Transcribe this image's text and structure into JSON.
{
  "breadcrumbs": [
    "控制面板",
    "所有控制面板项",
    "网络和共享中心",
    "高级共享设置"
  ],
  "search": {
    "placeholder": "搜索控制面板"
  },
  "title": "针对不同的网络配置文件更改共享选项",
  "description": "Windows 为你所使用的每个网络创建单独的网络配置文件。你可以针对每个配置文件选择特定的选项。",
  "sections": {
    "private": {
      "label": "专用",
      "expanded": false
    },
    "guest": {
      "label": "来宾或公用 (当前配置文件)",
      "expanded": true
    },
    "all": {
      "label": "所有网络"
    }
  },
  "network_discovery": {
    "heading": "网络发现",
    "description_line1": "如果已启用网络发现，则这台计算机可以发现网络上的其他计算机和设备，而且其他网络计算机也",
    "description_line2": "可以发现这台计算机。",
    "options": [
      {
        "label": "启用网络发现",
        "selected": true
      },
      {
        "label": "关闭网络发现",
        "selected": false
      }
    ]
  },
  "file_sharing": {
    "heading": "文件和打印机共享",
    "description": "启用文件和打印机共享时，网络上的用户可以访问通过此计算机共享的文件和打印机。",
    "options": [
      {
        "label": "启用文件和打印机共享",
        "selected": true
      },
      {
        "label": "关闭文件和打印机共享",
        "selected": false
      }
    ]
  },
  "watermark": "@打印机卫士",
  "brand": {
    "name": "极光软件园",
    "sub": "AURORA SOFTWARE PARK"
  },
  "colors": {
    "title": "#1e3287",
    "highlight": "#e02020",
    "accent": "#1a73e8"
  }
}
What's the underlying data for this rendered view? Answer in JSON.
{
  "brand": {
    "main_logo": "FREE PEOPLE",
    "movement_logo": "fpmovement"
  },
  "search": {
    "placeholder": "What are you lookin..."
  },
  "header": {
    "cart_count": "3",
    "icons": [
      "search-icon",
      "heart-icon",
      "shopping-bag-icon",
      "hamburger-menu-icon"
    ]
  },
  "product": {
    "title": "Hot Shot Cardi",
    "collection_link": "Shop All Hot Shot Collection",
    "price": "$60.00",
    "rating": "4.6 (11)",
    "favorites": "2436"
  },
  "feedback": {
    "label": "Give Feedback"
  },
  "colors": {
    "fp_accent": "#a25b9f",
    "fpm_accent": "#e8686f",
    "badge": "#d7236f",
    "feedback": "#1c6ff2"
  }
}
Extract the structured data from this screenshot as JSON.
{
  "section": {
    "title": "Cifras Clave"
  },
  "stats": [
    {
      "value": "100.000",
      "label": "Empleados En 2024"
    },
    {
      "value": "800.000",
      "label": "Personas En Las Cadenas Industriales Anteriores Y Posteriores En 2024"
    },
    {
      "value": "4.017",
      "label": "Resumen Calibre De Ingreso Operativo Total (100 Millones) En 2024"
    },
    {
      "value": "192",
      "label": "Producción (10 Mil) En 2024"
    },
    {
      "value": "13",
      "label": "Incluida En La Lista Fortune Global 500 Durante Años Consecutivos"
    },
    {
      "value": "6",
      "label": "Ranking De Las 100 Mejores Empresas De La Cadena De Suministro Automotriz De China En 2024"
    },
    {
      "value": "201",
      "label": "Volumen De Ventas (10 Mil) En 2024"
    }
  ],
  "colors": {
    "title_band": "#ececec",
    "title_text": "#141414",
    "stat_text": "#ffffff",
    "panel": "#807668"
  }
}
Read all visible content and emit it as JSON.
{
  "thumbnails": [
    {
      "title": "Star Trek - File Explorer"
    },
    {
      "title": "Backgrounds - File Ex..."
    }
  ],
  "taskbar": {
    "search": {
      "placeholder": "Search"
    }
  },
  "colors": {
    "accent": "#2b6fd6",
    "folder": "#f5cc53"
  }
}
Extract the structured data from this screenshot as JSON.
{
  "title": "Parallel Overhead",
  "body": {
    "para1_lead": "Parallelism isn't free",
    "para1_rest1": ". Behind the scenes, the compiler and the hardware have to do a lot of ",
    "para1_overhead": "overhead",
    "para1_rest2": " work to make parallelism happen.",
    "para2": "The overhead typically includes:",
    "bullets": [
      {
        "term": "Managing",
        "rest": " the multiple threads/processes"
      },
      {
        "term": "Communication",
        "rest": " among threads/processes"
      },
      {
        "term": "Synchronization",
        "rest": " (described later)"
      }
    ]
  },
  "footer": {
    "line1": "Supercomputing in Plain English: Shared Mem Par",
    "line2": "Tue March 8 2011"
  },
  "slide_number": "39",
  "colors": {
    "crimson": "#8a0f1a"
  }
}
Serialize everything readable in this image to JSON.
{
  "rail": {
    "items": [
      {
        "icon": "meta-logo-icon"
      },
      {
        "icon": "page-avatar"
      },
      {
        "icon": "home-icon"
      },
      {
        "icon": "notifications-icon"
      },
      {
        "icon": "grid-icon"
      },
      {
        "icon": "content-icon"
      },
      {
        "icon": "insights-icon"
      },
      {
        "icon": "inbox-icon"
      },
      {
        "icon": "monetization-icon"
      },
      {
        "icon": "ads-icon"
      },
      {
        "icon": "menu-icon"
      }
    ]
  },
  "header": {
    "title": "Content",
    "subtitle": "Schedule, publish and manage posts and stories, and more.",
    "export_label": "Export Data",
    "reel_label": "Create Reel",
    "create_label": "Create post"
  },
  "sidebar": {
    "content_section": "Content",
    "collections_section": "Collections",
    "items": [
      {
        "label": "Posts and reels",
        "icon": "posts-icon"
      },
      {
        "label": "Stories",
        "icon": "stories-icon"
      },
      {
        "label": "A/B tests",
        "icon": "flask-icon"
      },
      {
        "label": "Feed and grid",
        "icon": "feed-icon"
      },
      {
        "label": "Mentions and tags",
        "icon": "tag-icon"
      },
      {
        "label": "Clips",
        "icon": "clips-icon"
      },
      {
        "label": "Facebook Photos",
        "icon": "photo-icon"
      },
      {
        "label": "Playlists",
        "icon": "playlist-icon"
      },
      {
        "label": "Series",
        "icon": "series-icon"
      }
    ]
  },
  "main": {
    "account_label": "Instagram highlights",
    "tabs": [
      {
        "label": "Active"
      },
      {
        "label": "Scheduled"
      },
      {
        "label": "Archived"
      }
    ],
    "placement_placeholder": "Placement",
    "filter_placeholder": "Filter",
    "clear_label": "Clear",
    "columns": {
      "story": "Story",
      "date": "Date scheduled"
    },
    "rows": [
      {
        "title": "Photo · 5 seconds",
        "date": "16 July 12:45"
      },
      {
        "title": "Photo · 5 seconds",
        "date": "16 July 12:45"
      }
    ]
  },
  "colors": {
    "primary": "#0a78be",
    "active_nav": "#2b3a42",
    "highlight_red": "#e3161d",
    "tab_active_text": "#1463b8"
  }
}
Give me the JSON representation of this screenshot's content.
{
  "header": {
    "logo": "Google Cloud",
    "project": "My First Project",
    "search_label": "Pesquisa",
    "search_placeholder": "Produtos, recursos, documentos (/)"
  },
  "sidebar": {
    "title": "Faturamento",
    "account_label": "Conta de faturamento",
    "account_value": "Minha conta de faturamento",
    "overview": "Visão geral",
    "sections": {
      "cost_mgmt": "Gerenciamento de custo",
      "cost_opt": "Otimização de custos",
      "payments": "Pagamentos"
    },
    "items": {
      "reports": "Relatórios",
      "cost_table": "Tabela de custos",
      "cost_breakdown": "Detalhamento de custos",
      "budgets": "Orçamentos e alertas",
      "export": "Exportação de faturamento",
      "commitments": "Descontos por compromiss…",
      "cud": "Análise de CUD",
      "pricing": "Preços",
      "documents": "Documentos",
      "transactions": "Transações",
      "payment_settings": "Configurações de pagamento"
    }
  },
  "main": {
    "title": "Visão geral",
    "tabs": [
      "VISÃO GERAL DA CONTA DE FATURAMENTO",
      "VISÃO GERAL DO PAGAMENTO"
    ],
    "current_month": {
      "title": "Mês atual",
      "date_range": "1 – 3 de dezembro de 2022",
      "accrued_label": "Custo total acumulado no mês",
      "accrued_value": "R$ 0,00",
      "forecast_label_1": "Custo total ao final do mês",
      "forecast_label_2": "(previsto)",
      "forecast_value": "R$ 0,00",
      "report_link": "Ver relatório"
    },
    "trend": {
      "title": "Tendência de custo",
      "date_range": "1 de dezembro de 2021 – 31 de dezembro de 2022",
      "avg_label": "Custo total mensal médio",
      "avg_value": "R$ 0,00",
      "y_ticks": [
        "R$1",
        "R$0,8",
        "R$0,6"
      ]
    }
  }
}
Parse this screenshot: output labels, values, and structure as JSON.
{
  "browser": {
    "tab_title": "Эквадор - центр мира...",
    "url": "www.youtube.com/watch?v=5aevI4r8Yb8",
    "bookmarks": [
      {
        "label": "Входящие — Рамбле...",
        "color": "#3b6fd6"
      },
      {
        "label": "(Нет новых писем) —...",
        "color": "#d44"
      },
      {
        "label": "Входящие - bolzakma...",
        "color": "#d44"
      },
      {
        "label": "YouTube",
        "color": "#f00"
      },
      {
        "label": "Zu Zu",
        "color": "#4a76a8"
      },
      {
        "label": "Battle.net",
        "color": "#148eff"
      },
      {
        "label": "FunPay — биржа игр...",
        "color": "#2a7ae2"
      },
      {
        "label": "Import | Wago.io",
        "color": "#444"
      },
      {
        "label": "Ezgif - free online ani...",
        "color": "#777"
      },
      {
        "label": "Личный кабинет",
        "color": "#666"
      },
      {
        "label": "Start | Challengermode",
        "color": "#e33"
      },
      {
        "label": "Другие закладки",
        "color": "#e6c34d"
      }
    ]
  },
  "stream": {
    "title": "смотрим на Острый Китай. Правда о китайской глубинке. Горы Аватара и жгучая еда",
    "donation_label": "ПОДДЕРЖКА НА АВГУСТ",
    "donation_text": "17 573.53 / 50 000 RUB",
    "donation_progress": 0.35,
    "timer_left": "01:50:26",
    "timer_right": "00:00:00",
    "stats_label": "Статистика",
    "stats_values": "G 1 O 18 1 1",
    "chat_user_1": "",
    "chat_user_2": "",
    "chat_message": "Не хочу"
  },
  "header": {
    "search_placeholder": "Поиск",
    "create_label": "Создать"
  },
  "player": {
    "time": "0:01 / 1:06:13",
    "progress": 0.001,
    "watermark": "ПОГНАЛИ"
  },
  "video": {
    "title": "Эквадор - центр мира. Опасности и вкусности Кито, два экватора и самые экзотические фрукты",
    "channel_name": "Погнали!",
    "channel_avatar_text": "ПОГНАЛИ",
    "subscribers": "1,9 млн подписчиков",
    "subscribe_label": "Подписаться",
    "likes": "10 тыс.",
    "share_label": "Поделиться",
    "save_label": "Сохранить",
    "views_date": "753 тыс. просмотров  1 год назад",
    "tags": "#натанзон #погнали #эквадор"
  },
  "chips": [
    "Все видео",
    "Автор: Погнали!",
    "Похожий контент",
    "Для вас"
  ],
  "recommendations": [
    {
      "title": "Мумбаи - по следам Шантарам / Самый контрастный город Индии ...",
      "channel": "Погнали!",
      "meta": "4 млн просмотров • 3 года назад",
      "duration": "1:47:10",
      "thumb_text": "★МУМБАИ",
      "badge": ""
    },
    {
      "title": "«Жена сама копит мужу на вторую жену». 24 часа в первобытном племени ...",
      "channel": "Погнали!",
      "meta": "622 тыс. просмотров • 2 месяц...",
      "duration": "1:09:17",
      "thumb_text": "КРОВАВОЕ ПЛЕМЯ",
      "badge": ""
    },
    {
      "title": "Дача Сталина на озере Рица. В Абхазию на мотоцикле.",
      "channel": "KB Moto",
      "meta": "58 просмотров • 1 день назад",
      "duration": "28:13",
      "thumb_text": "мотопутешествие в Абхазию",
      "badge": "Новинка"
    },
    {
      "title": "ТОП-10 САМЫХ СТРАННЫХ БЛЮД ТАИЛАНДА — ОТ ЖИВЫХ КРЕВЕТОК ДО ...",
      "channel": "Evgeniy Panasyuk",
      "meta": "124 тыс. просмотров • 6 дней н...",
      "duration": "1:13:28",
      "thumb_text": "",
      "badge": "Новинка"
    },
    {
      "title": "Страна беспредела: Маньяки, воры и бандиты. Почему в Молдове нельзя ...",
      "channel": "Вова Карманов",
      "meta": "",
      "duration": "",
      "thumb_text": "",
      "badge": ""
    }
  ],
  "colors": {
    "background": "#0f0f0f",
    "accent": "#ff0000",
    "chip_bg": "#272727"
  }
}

EXERCISE DESCRIPTION: What is the number of lines in the listing that include the word "processes"? Give that number and nothing else.

SOLUTION TO THIS EXERCISE: 2